(A block of data)
## BEGIN
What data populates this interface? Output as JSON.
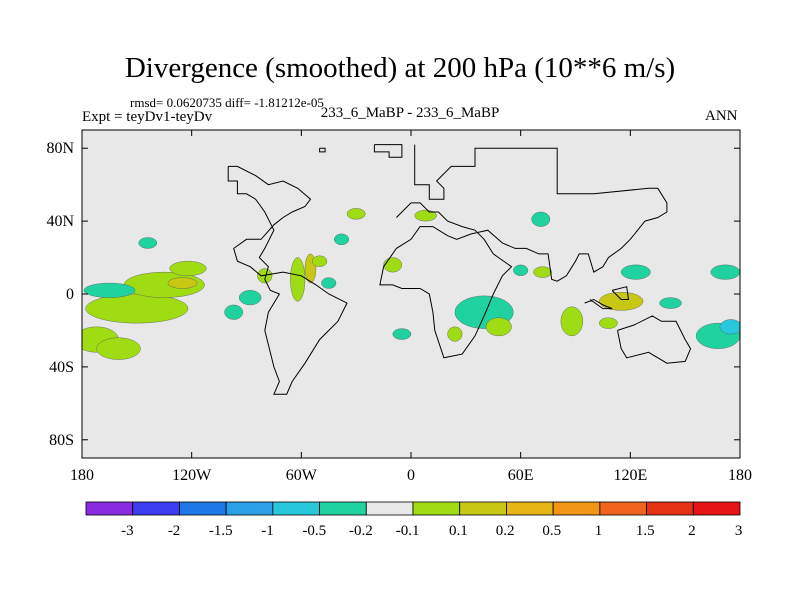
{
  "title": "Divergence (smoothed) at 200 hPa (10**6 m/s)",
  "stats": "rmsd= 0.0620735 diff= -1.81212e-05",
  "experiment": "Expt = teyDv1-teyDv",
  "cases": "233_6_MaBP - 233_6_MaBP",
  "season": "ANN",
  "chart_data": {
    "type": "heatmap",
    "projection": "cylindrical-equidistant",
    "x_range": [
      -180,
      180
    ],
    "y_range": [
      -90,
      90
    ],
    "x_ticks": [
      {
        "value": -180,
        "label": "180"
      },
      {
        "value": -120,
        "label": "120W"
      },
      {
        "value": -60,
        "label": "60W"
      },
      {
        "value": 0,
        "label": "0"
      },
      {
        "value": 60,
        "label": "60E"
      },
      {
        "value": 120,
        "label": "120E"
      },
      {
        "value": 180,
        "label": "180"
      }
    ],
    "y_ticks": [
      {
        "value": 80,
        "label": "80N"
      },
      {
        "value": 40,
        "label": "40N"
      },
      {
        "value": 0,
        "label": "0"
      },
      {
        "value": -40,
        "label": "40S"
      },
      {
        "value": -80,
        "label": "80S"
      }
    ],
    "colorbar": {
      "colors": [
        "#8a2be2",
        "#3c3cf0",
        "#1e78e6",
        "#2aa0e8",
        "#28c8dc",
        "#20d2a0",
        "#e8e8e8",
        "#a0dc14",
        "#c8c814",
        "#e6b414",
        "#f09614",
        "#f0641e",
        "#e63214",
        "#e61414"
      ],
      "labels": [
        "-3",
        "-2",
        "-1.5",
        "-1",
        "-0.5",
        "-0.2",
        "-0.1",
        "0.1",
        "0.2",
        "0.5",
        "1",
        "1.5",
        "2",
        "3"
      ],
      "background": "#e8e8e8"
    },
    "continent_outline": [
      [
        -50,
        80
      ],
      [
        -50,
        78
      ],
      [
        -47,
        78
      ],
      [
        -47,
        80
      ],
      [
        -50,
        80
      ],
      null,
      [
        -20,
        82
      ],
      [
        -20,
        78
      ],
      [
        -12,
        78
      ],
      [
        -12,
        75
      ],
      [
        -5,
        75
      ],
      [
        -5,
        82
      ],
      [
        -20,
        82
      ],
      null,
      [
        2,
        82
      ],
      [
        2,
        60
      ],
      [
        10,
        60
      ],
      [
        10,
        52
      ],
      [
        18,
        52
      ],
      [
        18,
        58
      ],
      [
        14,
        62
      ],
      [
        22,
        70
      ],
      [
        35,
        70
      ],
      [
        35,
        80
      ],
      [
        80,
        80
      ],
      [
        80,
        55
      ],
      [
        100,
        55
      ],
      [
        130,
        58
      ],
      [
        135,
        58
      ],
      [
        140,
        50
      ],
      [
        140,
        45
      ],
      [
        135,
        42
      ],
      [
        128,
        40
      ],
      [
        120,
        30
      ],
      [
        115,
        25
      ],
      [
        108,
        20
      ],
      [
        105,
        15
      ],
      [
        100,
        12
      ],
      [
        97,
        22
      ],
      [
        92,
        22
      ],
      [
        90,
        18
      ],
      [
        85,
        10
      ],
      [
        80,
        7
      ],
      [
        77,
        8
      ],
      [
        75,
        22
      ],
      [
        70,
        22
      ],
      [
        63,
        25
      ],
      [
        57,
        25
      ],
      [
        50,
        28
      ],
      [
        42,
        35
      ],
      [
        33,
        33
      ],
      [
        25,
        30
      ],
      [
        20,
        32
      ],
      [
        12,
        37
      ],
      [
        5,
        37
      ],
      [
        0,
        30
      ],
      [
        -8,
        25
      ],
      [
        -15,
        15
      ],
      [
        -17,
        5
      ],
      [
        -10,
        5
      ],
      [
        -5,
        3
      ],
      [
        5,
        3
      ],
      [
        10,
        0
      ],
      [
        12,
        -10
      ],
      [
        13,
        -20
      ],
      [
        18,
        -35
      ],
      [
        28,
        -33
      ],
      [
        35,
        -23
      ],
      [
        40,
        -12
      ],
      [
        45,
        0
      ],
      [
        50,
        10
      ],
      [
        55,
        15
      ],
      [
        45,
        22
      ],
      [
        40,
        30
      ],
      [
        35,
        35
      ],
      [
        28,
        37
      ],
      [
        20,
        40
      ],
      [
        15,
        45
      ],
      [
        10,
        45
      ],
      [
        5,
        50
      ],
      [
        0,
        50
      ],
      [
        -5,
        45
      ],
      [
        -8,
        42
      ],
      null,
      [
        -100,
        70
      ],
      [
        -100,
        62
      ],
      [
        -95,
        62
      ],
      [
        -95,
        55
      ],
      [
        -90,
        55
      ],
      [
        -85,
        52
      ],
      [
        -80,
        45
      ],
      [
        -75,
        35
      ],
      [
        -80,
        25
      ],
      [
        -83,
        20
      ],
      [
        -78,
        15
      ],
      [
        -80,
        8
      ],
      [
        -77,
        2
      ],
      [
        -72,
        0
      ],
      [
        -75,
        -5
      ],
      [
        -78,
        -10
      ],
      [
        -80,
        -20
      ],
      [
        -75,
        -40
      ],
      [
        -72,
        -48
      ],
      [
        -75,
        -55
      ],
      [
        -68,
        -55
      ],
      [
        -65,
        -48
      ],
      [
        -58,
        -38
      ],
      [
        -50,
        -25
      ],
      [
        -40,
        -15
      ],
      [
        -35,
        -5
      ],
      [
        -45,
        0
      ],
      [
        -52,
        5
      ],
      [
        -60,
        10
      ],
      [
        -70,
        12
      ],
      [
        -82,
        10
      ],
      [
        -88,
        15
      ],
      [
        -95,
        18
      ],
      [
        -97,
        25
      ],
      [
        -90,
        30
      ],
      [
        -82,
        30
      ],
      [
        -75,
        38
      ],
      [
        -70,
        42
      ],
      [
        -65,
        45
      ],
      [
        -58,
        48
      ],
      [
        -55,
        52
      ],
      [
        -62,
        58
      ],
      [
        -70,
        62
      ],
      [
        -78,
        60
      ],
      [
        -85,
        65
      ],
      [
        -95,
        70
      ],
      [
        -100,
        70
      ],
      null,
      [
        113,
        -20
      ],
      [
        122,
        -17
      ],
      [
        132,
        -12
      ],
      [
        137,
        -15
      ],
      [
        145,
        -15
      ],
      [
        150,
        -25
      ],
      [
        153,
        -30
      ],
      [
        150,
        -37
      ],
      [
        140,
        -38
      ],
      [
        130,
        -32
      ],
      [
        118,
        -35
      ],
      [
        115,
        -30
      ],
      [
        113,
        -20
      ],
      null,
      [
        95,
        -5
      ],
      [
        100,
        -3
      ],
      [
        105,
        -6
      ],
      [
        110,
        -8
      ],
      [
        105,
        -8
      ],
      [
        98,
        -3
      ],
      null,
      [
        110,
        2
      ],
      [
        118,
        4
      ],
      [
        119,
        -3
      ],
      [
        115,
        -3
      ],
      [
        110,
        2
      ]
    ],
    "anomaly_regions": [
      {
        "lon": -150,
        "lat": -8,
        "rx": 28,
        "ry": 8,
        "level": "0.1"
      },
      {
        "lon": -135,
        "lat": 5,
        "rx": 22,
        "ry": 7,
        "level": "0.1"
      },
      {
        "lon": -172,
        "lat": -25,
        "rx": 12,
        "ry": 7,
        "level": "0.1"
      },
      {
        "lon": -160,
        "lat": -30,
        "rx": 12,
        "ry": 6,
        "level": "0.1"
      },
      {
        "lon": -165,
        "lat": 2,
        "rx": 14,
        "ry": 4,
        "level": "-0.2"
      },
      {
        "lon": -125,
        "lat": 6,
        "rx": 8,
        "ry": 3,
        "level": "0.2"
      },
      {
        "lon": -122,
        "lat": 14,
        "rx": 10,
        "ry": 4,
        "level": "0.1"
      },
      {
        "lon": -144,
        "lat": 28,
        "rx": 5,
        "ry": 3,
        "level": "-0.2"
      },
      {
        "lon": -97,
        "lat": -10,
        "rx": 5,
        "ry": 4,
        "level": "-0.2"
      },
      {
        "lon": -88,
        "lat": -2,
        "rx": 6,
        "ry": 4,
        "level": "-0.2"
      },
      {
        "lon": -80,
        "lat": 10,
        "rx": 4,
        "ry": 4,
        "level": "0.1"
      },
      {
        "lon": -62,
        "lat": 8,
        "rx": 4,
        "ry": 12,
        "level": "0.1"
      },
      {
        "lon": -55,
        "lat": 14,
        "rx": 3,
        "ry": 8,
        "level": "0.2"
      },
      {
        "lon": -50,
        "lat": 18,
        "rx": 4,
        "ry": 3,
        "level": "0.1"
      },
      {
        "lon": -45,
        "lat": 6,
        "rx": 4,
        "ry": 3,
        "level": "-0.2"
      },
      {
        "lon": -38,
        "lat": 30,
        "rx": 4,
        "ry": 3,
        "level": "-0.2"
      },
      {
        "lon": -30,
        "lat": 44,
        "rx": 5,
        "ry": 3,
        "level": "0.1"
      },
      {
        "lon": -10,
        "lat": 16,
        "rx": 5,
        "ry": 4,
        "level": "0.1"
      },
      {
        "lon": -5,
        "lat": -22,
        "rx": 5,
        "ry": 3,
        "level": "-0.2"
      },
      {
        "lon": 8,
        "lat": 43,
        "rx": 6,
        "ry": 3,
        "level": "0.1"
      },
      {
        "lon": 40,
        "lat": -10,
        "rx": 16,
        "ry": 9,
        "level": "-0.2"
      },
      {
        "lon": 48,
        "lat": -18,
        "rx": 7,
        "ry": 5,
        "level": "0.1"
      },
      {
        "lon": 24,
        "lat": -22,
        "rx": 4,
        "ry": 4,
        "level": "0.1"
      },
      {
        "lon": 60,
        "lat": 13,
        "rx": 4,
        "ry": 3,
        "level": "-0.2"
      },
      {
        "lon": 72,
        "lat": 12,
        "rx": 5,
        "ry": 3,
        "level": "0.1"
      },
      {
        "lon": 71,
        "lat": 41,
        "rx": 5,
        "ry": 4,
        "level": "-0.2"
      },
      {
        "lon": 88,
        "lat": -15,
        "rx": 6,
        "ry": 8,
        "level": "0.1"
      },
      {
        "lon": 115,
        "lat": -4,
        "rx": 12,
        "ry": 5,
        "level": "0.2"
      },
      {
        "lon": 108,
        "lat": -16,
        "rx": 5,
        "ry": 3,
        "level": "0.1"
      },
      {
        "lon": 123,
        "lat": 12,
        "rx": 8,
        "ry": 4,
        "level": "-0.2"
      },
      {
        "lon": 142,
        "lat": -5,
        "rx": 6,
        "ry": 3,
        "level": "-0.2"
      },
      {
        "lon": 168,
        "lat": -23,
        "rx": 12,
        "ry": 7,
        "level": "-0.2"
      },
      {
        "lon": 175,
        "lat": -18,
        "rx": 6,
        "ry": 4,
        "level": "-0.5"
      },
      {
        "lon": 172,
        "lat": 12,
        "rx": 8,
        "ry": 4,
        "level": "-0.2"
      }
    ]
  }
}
## END
EXERCISE PROMPT: Pick out and copy the lines of the entries that hold the string "value".

OUTPUT OF THE EXERCISE:
        "value": -180,
        "value": -120,
        "value": -60,
        "value": 0,
        "value": 60,
        "value": 120,
        "value": 180,
        "value": 80,
        "value": 40,
        "value": 0,
        "value": -40,
        "value": -80,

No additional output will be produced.